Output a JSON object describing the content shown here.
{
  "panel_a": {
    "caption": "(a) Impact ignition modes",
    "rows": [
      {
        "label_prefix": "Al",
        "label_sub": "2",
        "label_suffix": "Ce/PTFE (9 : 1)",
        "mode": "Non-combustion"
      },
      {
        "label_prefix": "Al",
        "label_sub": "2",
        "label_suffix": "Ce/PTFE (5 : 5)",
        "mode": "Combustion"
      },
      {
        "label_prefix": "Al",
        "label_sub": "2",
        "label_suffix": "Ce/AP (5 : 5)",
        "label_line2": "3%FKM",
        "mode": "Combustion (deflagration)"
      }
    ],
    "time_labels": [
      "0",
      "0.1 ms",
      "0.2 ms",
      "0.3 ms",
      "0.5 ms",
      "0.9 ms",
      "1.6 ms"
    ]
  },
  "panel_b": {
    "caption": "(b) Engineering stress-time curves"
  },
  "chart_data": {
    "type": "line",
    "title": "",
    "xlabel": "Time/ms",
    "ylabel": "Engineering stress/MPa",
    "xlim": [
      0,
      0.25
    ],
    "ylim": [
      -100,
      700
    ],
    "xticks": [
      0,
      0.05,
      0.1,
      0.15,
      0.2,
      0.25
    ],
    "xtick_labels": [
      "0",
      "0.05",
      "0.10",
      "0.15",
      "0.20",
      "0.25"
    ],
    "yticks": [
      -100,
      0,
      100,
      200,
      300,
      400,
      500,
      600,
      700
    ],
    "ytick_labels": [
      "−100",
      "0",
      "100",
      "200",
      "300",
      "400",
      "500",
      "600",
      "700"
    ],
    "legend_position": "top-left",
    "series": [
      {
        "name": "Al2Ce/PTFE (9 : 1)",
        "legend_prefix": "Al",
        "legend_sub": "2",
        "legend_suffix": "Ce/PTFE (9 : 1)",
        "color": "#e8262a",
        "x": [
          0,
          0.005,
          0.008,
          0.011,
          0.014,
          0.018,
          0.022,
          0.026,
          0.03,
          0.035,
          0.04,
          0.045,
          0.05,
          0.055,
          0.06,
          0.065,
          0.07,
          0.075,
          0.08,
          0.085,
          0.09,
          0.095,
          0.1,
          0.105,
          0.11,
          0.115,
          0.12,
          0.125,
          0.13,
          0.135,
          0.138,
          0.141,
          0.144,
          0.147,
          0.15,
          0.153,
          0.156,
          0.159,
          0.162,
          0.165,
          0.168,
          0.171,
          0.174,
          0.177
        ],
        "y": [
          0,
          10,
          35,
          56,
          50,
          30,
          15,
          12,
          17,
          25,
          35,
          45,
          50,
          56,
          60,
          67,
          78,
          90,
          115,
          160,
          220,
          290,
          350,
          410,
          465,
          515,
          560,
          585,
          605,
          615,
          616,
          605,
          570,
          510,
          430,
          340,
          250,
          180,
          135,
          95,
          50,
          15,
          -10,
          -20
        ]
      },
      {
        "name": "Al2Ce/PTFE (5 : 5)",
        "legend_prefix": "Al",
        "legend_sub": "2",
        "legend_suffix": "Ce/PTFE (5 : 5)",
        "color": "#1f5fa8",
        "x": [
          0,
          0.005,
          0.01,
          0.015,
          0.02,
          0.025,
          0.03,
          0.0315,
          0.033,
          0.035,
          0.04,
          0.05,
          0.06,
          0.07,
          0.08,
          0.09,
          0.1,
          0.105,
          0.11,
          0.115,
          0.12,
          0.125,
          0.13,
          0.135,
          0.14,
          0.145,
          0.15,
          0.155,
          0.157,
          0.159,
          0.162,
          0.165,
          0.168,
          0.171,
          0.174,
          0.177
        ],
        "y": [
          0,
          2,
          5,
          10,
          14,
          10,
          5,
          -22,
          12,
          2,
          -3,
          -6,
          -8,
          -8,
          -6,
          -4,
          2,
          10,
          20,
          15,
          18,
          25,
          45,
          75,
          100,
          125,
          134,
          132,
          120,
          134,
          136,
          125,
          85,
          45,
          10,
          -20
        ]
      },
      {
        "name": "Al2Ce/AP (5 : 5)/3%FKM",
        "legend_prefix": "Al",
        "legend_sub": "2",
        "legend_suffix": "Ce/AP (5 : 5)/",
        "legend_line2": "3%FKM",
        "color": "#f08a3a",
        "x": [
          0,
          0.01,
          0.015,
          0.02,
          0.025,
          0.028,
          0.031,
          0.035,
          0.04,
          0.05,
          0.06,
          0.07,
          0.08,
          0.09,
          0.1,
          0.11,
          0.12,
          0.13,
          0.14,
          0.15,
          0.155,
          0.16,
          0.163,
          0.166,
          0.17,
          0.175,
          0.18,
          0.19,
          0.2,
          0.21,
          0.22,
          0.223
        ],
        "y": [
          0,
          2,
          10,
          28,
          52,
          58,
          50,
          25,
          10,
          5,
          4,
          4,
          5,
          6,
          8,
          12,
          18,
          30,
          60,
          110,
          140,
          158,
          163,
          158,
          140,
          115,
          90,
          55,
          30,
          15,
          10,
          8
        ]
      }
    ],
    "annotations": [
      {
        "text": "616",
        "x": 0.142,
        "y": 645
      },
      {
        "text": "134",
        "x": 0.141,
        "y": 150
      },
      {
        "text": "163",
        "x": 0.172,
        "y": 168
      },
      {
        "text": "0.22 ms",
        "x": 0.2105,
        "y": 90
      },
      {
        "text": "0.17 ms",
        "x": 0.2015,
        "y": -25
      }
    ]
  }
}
---+---
- _The problem_
Only the number is wanted: how many lines of the material above include the word "text"?

- _Finished answer_
5